Source records:
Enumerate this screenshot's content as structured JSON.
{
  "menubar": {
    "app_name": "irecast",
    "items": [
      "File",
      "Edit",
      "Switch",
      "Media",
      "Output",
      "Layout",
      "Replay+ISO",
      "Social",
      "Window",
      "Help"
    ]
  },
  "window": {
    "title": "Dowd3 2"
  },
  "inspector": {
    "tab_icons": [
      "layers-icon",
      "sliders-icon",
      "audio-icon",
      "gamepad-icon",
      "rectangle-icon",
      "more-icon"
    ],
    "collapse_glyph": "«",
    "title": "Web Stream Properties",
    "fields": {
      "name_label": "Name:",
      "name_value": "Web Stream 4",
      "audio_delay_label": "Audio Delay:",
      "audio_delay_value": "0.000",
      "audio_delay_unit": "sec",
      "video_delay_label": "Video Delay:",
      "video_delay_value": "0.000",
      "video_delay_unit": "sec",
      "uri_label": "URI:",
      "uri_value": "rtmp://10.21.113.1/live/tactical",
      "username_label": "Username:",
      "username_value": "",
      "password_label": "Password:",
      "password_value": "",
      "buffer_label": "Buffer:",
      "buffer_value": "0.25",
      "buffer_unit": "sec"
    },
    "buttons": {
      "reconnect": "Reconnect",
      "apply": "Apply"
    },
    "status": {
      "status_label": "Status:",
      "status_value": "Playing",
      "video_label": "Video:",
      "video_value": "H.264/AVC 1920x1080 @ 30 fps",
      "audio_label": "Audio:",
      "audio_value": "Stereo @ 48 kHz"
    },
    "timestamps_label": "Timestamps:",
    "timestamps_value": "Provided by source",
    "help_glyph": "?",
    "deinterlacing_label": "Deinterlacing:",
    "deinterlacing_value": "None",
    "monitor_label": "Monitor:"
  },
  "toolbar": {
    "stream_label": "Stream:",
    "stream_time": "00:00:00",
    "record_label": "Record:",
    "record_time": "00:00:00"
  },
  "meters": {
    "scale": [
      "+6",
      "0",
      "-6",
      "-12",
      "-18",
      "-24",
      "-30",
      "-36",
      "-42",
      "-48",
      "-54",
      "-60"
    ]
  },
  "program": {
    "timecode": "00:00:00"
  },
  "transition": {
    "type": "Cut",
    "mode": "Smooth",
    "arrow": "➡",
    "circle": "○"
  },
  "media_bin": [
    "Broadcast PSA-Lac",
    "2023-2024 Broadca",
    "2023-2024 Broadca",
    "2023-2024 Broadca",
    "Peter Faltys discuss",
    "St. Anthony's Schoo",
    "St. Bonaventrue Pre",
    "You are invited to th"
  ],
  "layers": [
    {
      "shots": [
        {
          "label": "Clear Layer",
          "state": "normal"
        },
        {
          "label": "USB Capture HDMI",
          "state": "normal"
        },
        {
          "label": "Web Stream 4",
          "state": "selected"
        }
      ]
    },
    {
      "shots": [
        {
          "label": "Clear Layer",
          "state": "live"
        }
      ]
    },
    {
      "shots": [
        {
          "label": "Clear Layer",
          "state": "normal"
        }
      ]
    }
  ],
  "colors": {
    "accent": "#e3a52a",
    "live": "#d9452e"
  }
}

▶ _JOB_
Scan the material above. Copy each line where "title" occurs.

▶ _OUTPUT OF THE EXERCISE_
    "title": "Dowd3 2"
    "title": "Web Stream Properties",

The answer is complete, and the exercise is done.